• [Input]
□ □ □ □ □

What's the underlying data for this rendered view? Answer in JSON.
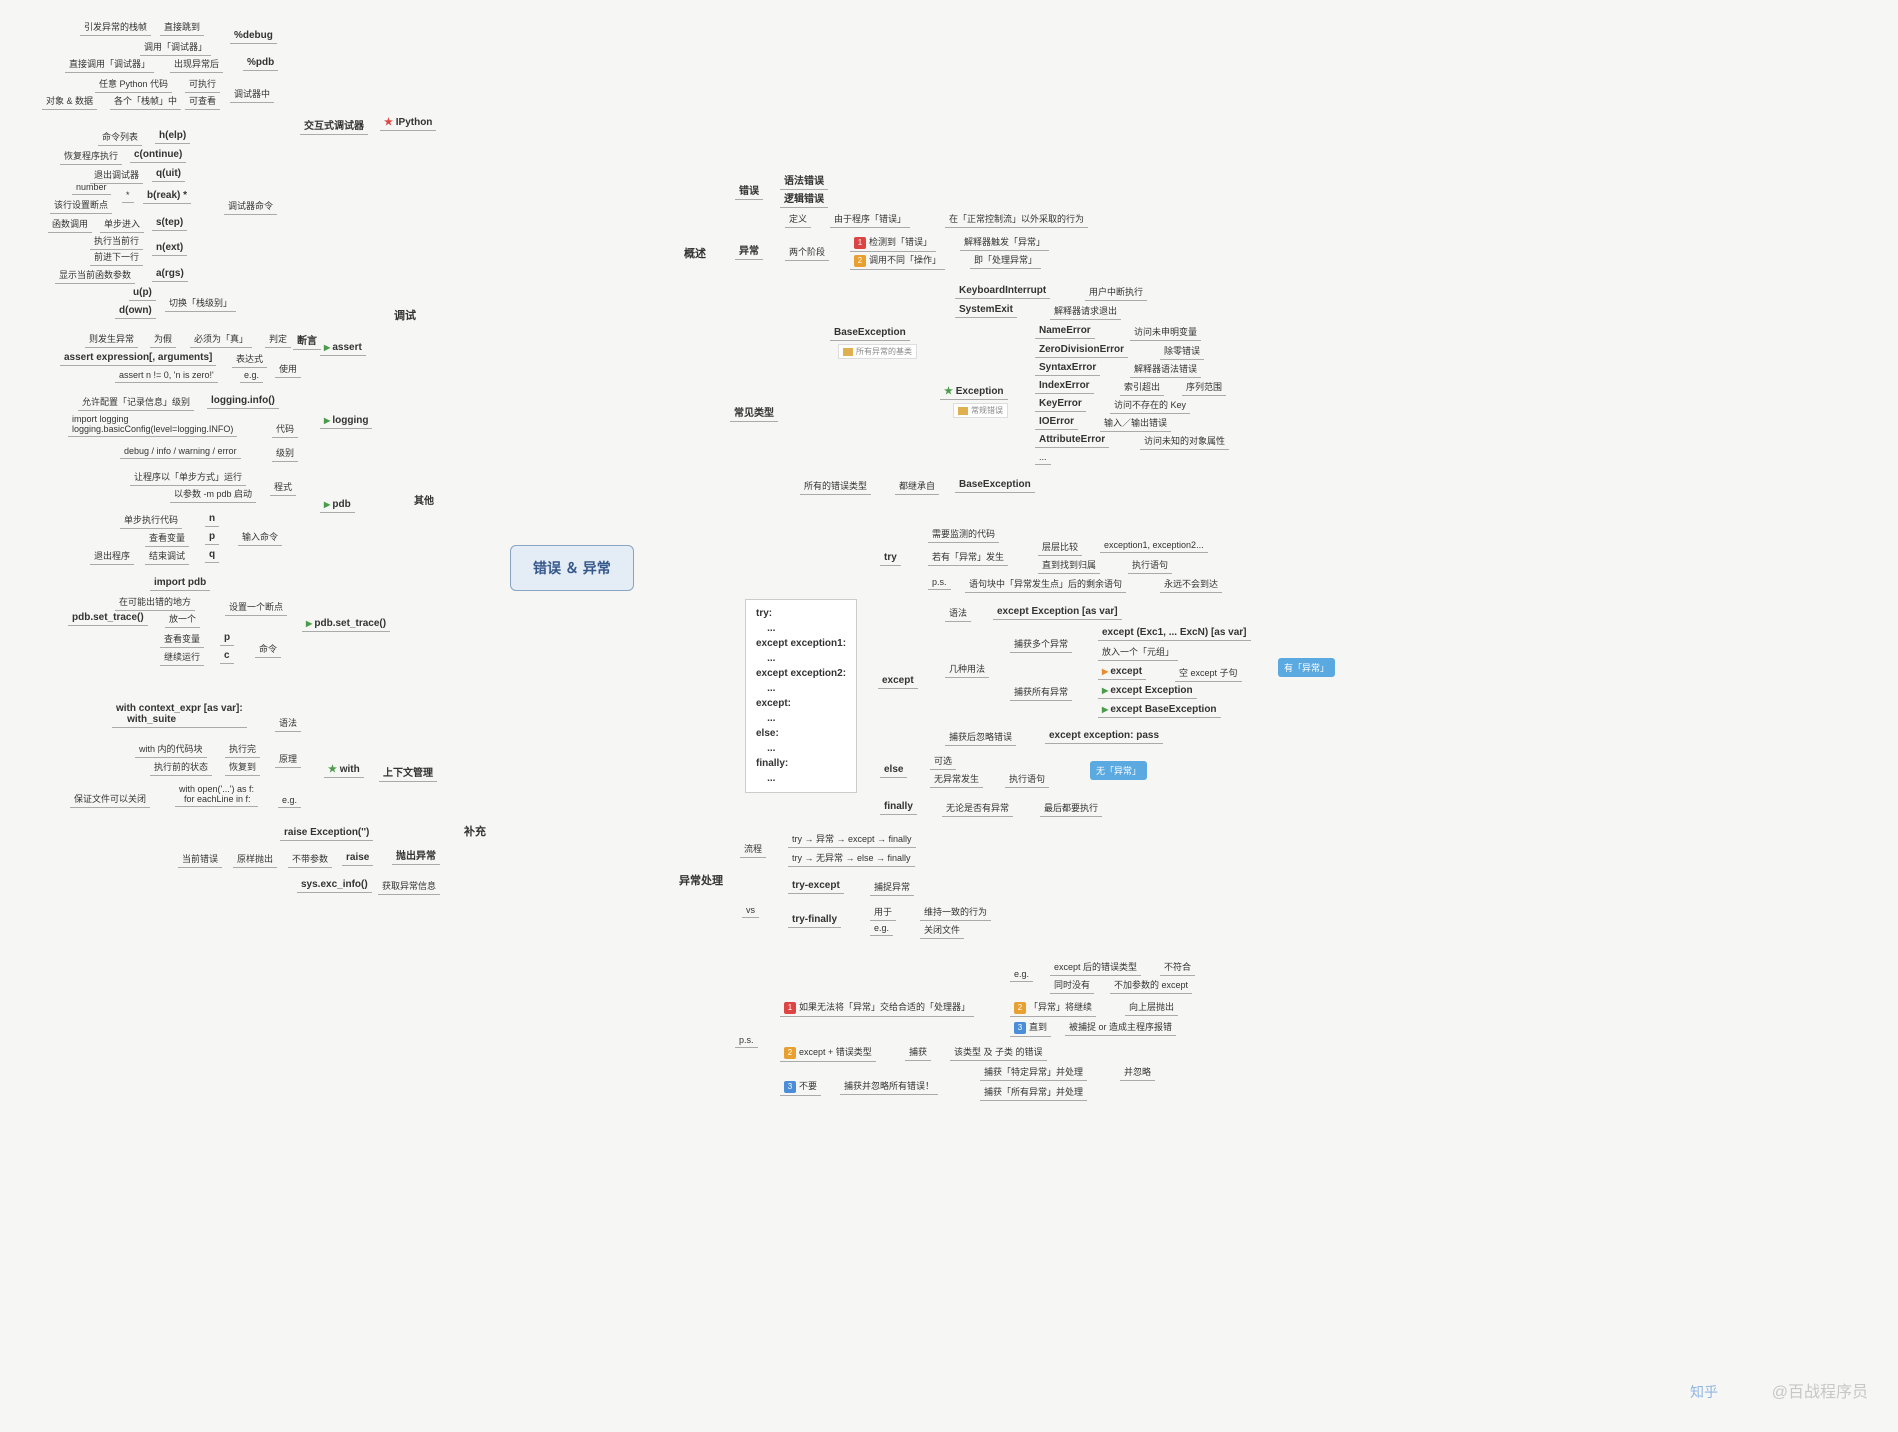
{
  "center": "错误 ＆ 异常",
  "left": {
    "debug": {
      "title": "调试",
      "interactive": {
        "title": "交互式调试器",
        "ipython": "IPython",
        "pct_debug": {
          "label": "%debug",
          "a": "直接跳到",
          "a2": "引发异常的栈帧",
          "b": "调用「调试器」"
        },
        "pct_pdb": {
          "label": "%pdb",
          "a": "出现异常后",
          "a2": "直接调用「调试器」"
        },
        "debugger_in": {
          "label": "调试器中",
          "r1a": "可执行",
          "r1b": "任意 Python 代码",
          "r2a": "可查看",
          "r2b": "各个「栈帧」中",
          "r2c": "对象 & 数据"
        }
      },
      "cmds": {
        "label": "调试器命令",
        "help": {
          "cmd": "h(elp)",
          "desc": "命令列表"
        },
        "cont": {
          "cmd": "c(ontinue)",
          "desc": "恢复程序执行"
        },
        "quit": {
          "cmd": "q(uit)",
          "desc": "退出调试器"
        },
        "brk": {
          "cmd": "b(reak) *",
          "s": "*",
          "d1": "number",
          "d2": "该行设置断点"
        },
        "step": {
          "cmd": "s(tep)",
          "d1": "单步进入",
          "d2": "函数调用"
        },
        "next": {
          "cmd": "n(ext)",
          "d1": "执行当前行",
          "d2": "前进下一行"
        },
        "args": {
          "cmd": "a(rgs)",
          "d": "显示当前函数参数"
        },
        "up": {
          "cmd": "u(p)"
        },
        "down": {
          "cmd": "d(own)",
          "d": "切换「栈级别」"
        }
      },
      "other": {
        "label": "其他",
        "assert": {
          "label": "assert",
          "judge": {
            "label": "判定",
            "t": "断言",
            "a": "必须为「真」",
            "b": "为假",
            "c": "则发生异常"
          },
          "use": {
            "label": "使用",
            "expr": "表达式",
            "expr_v": "assert expression[, arguments]",
            "eg": "e.g.",
            "eg_v": "assert n != 0, 'n is zero!'"
          }
        },
        "logging": {
          "label": "logging",
          "info": {
            "label": "logging.info()",
            "d": "允许配置「记录信息」级别"
          },
          "code_l": "代码",
          "code_v": "import logging\nlogging.basicConfig(level=logging.INFO)",
          "lvl_l": "级别",
          "lvl_v": "debug / info / warning / error"
        },
        "pdb": {
          "label": "pdb",
          "way": {
            "label": "程式",
            "a": "以参数 -m pdb 启动",
            "b": "让程序以「单步方式」运行"
          },
          "in": {
            "label": "输入命令",
            "n": {
              "c": "n",
              "d": "单步执行代码"
            },
            "p": {
              "c": "p",
              "d": "查看变量"
            },
            "q": {
              "c": "q",
              "a": "结束调试",
              "b": "退出程序"
            }
          }
        },
        "set_trace": {
          "label": "pdb.set_trace()",
          "bp": {
            "label": "设置一个断点",
            "a": "import pdb",
            "b": "在可能出错的地方",
            "c": "放一个",
            "d": "pdb.set_trace()"
          },
          "cmd": {
            "label": "命令",
            "p": {
              "c": "p",
              "d": "查看变量"
            },
            "c": {
              "c": "c",
              "d": "继续运行"
            }
          }
        }
      }
    },
    "supp": {
      "title": "补充",
      "ctx": {
        "label": "上下文管理",
        "with": "with",
        "syn": {
          "label": "语法",
          "v": "with context_expr [as var]:\n    with_suite"
        },
        "prin": {
          "label": "原理",
          "a": "执行完",
          "a2": "with 内的代码块",
          "b": "恢复到",
          "b2": "执行前的状态"
        },
        "eg": {
          "label": "e.g.",
          "v": "with open('...') as f:\n  for eachLine in f:",
          "d": "保证文件可以关闭"
        }
      },
      "raise": {
        "label": "抛出异常",
        "ex": "raise Exception('')",
        "r": {
          "label": "raise",
          "a": "不带参数",
          "b": "原样抛出",
          "c": "当前错误"
        }
      },
      "sys": {
        "label": "获取异常信息",
        "v": "sys.exc_info()"
      }
    }
  },
  "right": {
    "overview": {
      "title": "概述",
      "err": {
        "label": "错误",
        "a": "语法错误",
        "b": "逻辑错误"
      },
      "ex": {
        "label": "异常",
        "def": {
          "label": "定义",
          "a": "由于程序「错误」",
          "b": "在「正常控制流」以外采取的行为"
        },
        "ph": {
          "label": "两个阶段",
          "p1a": "检测到「错误」",
          "p1b": "解释器触发「异常」",
          "p2a": "调用不同「操作」",
          "p2b": "即「处理异常」"
        }
      },
      "types": {
        "label": "常见类型",
        "base": {
          "label": "BaseException",
          "tag": "所有异常的基类",
          "ki": {
            "n": "KeyboardInterrupt",
            "d": "用户中断执行"
          },
          "se": {
            "n": "SystemExit",
            "d": "解释器请求退出"
          }
        },
        "ex": {
          "label": "Exception",
          "tag": "常规错误",
          "ne": {
            "n": "NameError",
            "d": "访问未申明变量"
          },
          "zd": {
            "n": "ZeroDivisionError",
            "d": "除零错误"
          },
          "sy": {
            "n": "SyntaxError",
            "d": "解释器语法错误"
          },
          "ix": {
            "n": "IndexError",
            "d": "索引超出",
            "d2": "序列范围"
          },
          "ke": {
            "n": "KeyError",
            "d": "访问不存在的 Key"
          },
          "io": {
            "n": "IOError",
            "d": "输入／输出错误"
          },
          "ae": {
            "n": "AttributeError",
            "d": "访问未知的对象属性"
          },
          "more": "..."
        },
        "inherit": {
          "a": "所有的错误类型",
          "b": "都继承自",
          "c": "BaseException"
        }
      }
    },
    "handle": {
      "title": "异常处理",
      "syntax": {
        "label": "语法",
        "code": "try:\n    ...\nexcept exception1:\n    ...\nexcept exception2:\n    ...\nexcept:\n    ...\nelse:\n    ...\nfinally:\n    ..."
      },
      "try": {
        "label": "try",
        "a": "需要监测的代码",
        "b1": "若有「异常」发生",
        "b2a": "层层比较",
        "b2b": "exception1, exception2...",
        "b3a": "直到找到归属",
        "b3b": "执行语句",
        "psa": "p.s.",
        "psb": "语句块中「异常发生点」后的剩余语句",
        "psc": "永远不会到达"
      },
      "except": {
        "label": "except",
        "syn": "语法",
        "syn_v": "except Exception [as var]",
        "multi": {
          "label": "几种用法",
          "m": {
            "label": "捕获多个异常",
            "v": "except (Exc1, ... ExcN) [as var]",
            "d": "放入一个「元组」"
          },
          "all": {
            "label": "捕获所有异常",
            "a": "except",
            "ad": "空 except 子句",
            "b": "except Exception",
            "c": "except BaseException"
          }
        },
        "ign": {
          "a": "捕获后忽略错误",
          "b": "except exception: pass"
        }
      },
      "else": {
        "label": "else",
        "a": "可选",
        "b": "无异常发生",
        "c": "执行语句"
      },
      "finally": {
        "label": "finally",
        "a": "无论是否有异常",
        "b": "最后都要执行"
      },
      "flow": {
        "label": "流程",
        "a": "try → 异常 → except → finally",
        "b": "try → 无异常 → else → finally"
      },
      "vs": {
        "label": "vs",
        "te": {
          "n": "try-except",
          "d": "捕捉异常"
        },
        "tf": {
          "n": "try-finally",
          "a": "用于",
          "b": "维持一致的行为",
          "c": "e.g.",
          "d": "关闭文件"
        }
      },
      "ps": {
        "label": "p.s.",
        "a": {
          "t": "如果无法将「异常」交给合适的「处理器」",
          "eg": {
            "a": "e.g.",
            "b": "except 后的错误类型",
            "c": "不符合",
            "d": "同时没有",
            "e": "不加参数的 except"
          },
          "th": {
            "a": "「异常」将继续",
            "b": "向上层抛出"
          },
          "un": {
            "a": "直到",
            "b": "被捕捉 or 造成主程序报错"
          }
        },
        "b": {
          "a": "except + 错误类型",
          "b": "捕获",
          "c": "该类型 及 子类 的错误"
        },
        "c": {
          "a": "不要",
          "b": "捕获并忽略所有错误！",
          "c1": "捕获「特定异常」并处理",
          "c2": "并忽略",
          "d": "捕获「所有异常」并处理"
        }
      }
    }
  },
  "callouts": {
    "has": "有「异常」",
    "none": "无「异常」"
  },
  "watermark": {
    "logo": "知乎",
    "text": "@百战程序员"
  }
}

□ □ □ □ □

Gather from the data above every line with the string "BaseException".

          "label": "BaseException",
          "c": "BaseException"
            "c": "except BaseException"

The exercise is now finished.